[Given records Boundary: Start]

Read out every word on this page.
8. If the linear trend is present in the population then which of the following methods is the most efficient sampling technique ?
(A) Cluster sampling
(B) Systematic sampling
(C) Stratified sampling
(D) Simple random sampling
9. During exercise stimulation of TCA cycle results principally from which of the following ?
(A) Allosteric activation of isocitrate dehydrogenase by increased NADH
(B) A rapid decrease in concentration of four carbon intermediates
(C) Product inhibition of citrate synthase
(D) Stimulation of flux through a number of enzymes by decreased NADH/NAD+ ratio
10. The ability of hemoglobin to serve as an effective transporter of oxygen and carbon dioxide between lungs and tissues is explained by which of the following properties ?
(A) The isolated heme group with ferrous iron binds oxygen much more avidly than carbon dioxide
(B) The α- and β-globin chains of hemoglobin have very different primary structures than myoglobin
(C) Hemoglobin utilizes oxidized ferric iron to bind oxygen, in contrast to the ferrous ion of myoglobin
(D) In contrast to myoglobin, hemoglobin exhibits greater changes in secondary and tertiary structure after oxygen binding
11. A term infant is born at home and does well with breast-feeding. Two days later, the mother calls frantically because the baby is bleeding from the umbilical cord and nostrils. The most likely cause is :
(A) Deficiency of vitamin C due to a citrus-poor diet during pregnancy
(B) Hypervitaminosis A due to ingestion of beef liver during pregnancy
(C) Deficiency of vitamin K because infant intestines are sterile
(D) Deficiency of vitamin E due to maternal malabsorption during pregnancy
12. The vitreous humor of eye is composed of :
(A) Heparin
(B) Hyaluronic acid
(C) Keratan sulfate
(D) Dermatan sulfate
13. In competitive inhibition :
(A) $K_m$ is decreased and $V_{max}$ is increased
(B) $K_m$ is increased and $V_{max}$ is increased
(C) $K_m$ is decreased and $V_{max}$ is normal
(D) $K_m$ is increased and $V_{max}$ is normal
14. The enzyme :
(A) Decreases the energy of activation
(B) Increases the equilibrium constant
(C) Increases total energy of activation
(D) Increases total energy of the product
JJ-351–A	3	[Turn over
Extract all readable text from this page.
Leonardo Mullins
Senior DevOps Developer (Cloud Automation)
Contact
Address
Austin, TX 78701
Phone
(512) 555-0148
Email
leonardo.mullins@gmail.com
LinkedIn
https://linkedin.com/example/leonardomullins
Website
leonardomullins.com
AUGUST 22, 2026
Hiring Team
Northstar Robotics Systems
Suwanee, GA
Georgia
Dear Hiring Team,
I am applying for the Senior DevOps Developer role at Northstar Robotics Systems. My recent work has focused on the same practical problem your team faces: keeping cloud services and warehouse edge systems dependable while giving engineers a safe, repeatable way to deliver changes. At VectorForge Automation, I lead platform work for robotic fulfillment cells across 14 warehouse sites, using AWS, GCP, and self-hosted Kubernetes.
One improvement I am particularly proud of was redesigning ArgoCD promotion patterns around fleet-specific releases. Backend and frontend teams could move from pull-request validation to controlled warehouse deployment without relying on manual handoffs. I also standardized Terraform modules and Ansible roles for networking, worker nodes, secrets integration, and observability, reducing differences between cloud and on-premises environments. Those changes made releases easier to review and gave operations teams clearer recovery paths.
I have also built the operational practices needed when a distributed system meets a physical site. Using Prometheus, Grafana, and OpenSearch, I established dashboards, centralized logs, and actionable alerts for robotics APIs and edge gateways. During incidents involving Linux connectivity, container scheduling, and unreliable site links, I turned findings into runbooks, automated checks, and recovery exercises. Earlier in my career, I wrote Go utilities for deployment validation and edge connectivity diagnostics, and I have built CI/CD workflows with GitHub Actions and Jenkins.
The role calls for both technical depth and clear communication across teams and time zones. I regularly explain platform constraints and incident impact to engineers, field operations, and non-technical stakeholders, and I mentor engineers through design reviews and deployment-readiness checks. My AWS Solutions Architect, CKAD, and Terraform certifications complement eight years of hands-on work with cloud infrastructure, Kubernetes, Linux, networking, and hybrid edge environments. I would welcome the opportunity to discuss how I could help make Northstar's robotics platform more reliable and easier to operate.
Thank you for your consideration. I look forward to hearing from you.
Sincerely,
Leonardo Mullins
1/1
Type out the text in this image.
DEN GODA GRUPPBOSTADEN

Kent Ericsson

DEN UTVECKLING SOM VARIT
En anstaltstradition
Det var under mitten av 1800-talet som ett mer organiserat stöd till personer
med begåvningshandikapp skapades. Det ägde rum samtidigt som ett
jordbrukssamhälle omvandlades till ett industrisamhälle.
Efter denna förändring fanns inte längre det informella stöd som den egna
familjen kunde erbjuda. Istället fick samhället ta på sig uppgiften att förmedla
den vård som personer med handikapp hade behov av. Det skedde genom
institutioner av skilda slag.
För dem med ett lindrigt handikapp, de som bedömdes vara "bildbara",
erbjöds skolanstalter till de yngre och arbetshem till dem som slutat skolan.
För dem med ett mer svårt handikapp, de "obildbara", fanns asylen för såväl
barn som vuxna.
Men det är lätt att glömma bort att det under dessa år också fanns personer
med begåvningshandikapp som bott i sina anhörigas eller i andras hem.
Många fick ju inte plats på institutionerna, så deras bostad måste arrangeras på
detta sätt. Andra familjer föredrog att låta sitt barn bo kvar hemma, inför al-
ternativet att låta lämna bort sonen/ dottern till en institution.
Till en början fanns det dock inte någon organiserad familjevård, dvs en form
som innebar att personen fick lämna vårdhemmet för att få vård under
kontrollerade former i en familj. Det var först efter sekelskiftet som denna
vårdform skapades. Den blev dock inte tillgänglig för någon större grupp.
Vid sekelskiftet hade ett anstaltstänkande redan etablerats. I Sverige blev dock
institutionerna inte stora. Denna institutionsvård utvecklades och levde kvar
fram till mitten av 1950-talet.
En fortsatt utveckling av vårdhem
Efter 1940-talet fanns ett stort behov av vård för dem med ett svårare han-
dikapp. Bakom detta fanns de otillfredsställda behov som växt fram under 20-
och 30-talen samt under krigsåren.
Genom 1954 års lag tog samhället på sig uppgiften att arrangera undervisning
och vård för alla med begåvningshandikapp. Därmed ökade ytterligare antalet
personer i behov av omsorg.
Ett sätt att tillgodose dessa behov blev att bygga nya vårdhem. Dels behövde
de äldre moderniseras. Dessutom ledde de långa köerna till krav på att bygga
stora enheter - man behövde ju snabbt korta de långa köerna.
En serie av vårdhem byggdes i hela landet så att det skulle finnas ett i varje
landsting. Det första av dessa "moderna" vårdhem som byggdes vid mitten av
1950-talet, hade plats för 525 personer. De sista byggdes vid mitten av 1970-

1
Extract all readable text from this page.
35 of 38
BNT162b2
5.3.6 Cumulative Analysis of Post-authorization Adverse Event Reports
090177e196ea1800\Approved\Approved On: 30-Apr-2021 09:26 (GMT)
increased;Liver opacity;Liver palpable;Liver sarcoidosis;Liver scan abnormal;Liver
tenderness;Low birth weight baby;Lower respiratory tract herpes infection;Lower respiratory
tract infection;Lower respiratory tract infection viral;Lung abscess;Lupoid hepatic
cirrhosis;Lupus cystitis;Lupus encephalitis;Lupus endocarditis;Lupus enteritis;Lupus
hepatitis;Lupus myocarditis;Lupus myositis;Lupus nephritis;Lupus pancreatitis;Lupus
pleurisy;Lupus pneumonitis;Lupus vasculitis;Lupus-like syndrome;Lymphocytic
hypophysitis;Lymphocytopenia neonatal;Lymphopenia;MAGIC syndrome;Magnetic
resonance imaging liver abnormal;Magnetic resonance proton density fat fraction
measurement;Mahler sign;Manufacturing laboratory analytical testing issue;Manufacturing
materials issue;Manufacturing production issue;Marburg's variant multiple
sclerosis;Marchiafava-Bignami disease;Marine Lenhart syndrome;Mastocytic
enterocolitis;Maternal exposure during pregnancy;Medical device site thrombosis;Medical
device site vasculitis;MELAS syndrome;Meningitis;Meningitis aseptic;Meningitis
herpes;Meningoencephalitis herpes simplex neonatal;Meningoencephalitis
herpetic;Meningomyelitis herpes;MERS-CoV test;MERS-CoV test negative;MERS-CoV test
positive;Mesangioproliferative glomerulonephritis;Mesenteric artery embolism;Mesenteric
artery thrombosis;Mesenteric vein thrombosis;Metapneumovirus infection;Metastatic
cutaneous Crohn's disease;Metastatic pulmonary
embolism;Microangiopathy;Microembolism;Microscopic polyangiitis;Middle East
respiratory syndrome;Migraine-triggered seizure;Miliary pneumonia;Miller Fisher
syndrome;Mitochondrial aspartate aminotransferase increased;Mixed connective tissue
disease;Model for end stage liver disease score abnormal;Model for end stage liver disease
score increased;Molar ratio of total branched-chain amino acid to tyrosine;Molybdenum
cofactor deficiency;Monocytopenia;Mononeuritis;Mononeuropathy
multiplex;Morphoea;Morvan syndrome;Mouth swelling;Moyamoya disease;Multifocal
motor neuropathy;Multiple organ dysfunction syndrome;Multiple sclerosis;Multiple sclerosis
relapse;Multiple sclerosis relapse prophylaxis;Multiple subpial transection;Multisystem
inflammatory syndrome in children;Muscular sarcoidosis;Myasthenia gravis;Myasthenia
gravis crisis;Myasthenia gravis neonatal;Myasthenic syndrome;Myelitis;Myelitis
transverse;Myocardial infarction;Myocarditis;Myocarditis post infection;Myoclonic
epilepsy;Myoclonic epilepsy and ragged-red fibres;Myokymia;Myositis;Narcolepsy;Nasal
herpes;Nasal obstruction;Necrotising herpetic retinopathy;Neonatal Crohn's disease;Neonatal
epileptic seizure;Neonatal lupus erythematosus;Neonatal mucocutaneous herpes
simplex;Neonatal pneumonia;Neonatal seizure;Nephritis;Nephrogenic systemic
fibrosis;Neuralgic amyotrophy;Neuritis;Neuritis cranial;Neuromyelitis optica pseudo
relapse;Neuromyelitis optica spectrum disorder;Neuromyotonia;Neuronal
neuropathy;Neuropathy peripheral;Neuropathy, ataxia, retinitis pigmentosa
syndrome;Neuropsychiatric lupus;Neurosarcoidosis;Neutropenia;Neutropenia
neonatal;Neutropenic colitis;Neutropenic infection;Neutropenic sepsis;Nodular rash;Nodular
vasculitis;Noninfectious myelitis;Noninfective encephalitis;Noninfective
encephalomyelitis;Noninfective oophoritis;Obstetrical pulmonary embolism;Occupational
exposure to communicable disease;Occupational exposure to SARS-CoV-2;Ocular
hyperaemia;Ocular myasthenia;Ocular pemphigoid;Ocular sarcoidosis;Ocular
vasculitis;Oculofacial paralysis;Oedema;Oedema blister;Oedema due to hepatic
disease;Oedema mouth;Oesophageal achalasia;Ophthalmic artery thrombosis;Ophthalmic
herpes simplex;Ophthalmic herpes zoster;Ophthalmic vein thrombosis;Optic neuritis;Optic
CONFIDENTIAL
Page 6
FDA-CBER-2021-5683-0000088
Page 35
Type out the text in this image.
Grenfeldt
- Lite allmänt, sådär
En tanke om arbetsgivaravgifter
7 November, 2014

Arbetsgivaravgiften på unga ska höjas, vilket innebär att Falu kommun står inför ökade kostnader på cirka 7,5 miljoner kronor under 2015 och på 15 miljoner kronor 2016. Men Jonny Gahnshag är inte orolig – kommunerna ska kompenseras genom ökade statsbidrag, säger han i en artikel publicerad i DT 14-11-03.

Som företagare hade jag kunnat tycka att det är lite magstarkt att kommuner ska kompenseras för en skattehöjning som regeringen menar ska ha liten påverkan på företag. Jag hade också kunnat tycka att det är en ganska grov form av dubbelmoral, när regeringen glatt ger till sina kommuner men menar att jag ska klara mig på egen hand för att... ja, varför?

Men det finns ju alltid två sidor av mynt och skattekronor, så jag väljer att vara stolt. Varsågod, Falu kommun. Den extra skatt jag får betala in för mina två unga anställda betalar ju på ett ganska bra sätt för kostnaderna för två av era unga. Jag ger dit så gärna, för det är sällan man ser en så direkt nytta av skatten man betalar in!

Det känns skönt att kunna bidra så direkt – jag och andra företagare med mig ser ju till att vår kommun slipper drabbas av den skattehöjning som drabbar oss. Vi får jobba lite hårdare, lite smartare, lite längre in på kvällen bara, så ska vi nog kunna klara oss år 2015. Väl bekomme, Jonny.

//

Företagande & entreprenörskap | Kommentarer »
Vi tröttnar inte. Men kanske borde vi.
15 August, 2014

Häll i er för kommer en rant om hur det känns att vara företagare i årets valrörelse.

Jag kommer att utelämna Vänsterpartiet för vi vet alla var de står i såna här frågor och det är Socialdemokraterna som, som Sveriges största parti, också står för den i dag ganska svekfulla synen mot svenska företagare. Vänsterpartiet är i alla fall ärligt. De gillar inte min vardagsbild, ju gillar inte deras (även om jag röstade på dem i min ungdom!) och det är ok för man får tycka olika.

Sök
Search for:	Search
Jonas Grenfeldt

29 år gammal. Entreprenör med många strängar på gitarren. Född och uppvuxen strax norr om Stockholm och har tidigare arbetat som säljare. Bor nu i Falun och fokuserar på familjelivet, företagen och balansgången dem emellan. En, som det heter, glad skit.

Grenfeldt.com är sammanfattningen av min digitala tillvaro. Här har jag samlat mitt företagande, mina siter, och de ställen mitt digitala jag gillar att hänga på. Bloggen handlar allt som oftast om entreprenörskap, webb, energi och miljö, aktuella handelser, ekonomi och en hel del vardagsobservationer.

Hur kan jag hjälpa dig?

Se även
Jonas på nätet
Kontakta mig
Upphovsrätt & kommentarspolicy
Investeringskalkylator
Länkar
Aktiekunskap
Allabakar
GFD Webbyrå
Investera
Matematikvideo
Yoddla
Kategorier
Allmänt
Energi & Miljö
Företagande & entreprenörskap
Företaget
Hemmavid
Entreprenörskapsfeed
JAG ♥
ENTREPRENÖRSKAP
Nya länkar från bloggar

[Given records Boundary: End]

Return each line of the data where the word "activation" appears.

• Completed task
(A) Allosteric activation of isocitrate dehydrogenase by increased NADH
(A) Decreases the energy of activation
(C) Increases total energy of activation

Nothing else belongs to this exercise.